**Stored rows**
# # #

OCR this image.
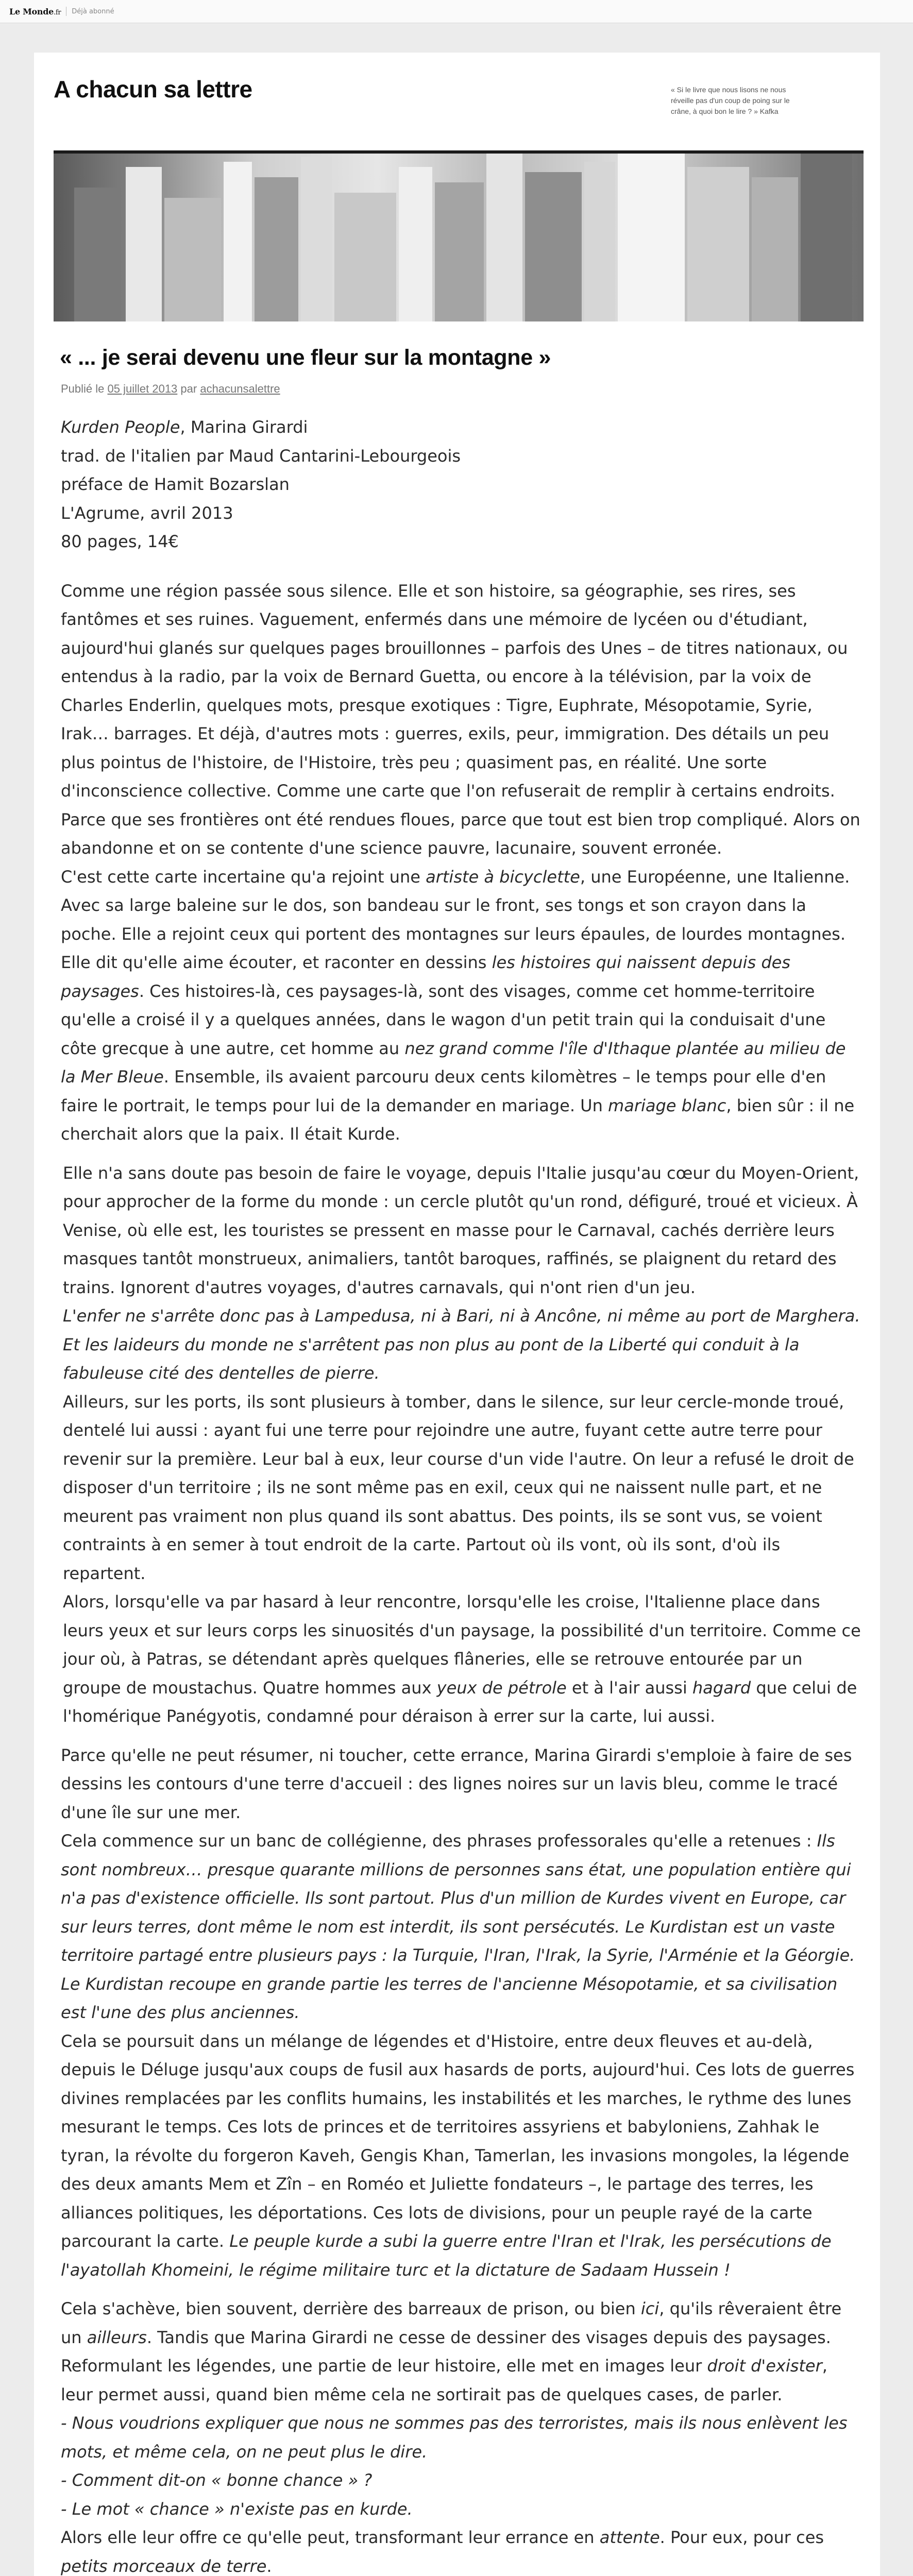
Le Monde.fr Déjà abonné
A chacun sa lettre	« Si le livre que nous lisons ne nous réveille pas d'un coup de poing sur le crâne, à quoi bon le lire ? » Kafka
« ... je serai devenu une fleur sur la montagne »
Publié le 05 juillet 2013 par achacunsalettre

Kurden People, Marina Girardi
trad. de l'italien par Maud Cantarini-Lebourgeois
préface de Hamit Bozarslan
L'Agrume, avril 2013
80 pages, 14€

Comme une région passée sous silence. Elle et son histoire, sa géographie, ses rires, ses fantômes et ses ruines. Vaguement, enfermés dans une mémoire de lycéen ou d'étudiant, aujourd'hui glanés sur quelques pages brouillonnes – parfois des Unes – de titres nationaux, ou entendus à la radio, par la voix de Bernard Guetta, ou encore à la télévision, par la voix de Charles Enderlin, quelques mots, presque exotiques : Tigre, Euphrate, Mésopotamie, Syrie, Irak… barrages. Et déjà, d'autres mots : guerres, exils, peur, immigration. Des détails un peu plus pointus de l'histoire, de l'Histoire, très peu ; quasiment pas, en réalité. Une sorte d'inconscience collective. Comme une carte que l'on refuserait de remplir à certains endroits. Parce que ses frontières ont été rendues floues, parce que tout est bien trop compliqué. Alors on abandonne et on se contente d'une science pauvre, lacunaire, souvent erronée.
C'est cette carte incertaine qu'a rejoint une artiste à bicyclette, une Européenne, une Italienne. Avec sa large baleine sur le dos, son bandeau sur le front, ses tongs et son crayon dans la poche. Elle a rejoint ceux qui portent des montagnes sur leurs épaules, de lourdes montagnes. Elle dit qu'elle aime écouter, et raconter en dessins les histoires qui naissent depuis des paysages. Ces histoires-là, ces paysages-là, sont des visages, comme cet homme-territoire qu'elle a croisé il y a quelques années, dans le wagon d'un petit train qui la conduisait d'une côte grecque à une autre, cet homme au nez grand comme l'île d'Ithaque plantée au milieu de la Mer Bleue. Ensemble, ils avaient parcouru deux cents kilomètres – le temps pour elle d'en faire le portrait, le temps pour lui de la demander en mariage. Un mariage blanc, bien sûr : il ne cherchait alors que la paix. Il était Kurde.

Elle n'a sans doute pas besoin de faire le voyage, depuis l'Italie jusqu'au cœur du Moyen-Orient, pour approcher de la forme du monde : un cercle plutôt qu'un rond, défiguré, troué et vicieux. À Venise, où elle est, les touristes se pressent en masse pour le Carnaval, cachés derrière leurs masques tantôt monstrueux, animaliers, tantôt baroques, raffinés, se plaignent du retard des trains. Ignorent d'autres voyages, d'autres carnavals, qui n'ont rien d'un jeu.
L'enfer ne s'arrête donc pas à Lampedusa, ni à Bari, ni à Ancône, ni même au port de Marghera. Et les laideurs du monde ne s'arrêtent pas non plus au pont de la Liberté qui conduit à la fabuleuse cité des dentelles de pierre.
Ailleurs, sur les ports, ils sont plusieurs à tomber, dans le silence, sur leur cercle-monde troué, dentelé lui aussi : ayant fui une terre pour rejoindre une autre, fuyant cette autre terre pour revenir sur la première. Leur bal à eux, leur course d'un vide l'autre. On leur a refusé le droit de disposer d'un territoire ; ils ne sont même pas en exil, ceux qui ne naissent nulle part, et ne meurent pas vraiment non plus quand ils sont abattus. Des points, ils se sont vus, se voient contraints à en semer à tout endroit de la carte. Partout où ils vont, où ils sont, d'où ils repartent.
Alors, lorsqu'elle va par hasard à leur rencontre, lorsqu'elle les croise, l'Italienne place dans leurs yeux et sur leurs corps les sinuosités d'un paysage, la possibilité d'un territoire. Comme ce jour où, à Patras, se détendant après quelques flâneries, elle se retrouve entourée par un groupe de moustachus. Quatre hommes aux yeux de pétrole et à l'air aussi hagard que celui de l'homérique Panégyotis, condamné pour déraison à errer sur la carte, lui aussi.

Parce qu'elle ne peut résumer, ni toucher, cette errance, Marina Girardi s'emploie à faire de ses dessins les contours d'une terre d'accueil : des lignes noires sur un lavis bleu, comme le tracé d'une île sur une mer.
Cela commence sur un banc de collégienne, des phrases professorales qu'elle a retenues : Ils sont nombreux… presque quarante millions de personnes sans état, une population entière qui n'a pas d'existence officielle. Ils sont partout. Plus d'un million de Kurdes vivent en Europe, car sur leurs terres, dont même le nom est interdit, ils sont persécutés. Le Kurdistan est un vaste territoire partagé entre plusieurs pays : la Turquie, l'Iran, l'Irak, la Syrie, l'Arménie et la Géorgie. Le Kurdistan recoupe en grande partie les terres de l'ancienne Mésopotamie, et sa civilisation est l'une des plus anciennes.
Cela se poursuit dans un mélange de légendes et d'Histoire, entre deux fleuves et au-delà, depuis le Déluge jusqu'aux coups de fusil aux hasards de ports, aujourd'hui. Ces lots de guerres divines remplacées par les conflits humains, les instabilités et les marches, le rythme des lunes mesurant le temps. Ces lots de princes et de territoires assyriens et babyloniens, Zahhak le tyran, la révolte du forgeron Kaveh, Gengis Khan, Tamerlan, les invasions mongoles, la légende des deux amants Mem et Zîn – en Roméo et Juliette fondateurs –, le partage des terres, les alliances politiques, les déportations. Ces lots de divisions, pour un peuple rayé de la carte parcourant la carte. Le peuple kurde a subi la guerre entre l'Iran et l'Irak, les persécutions de l'ayatollah Khomeini, le régime militaire turc et la dictature de Sadaam Hussein !

Cela s'achève, bien souvent, derrière des barreaux de prison, ou bien ici, qu'ils rêveraient être un ailleurs. Tandis que Marina Girardi ne cesse de dessiner des visages depuis des paysages. Reformulant les légendes, une partie de leur histoire, elle met en images leur droit d'exister, leur permet aussi, quand bien même cela ne sortirait pas de quelques cases, de parler.
- Nous voudrions expliquer que nous ne sommes pas des terroristes, mais ils nous enlèvent les mots, et même cela, on ne peut plus le dire.
- Comment dit-on « bonne chance » ?
- Le mot « chance » n'existe pas en kurde.
Alors elle leur offre ce qu'elle peut, transformant leur errance en attente. Pour eux, pour ces petits morceaux de terre.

# # #

**Required work**
Tally up how many lines in the preceding listing contain the word "Marina". Give nothing but the number.

**Solution for this task**
3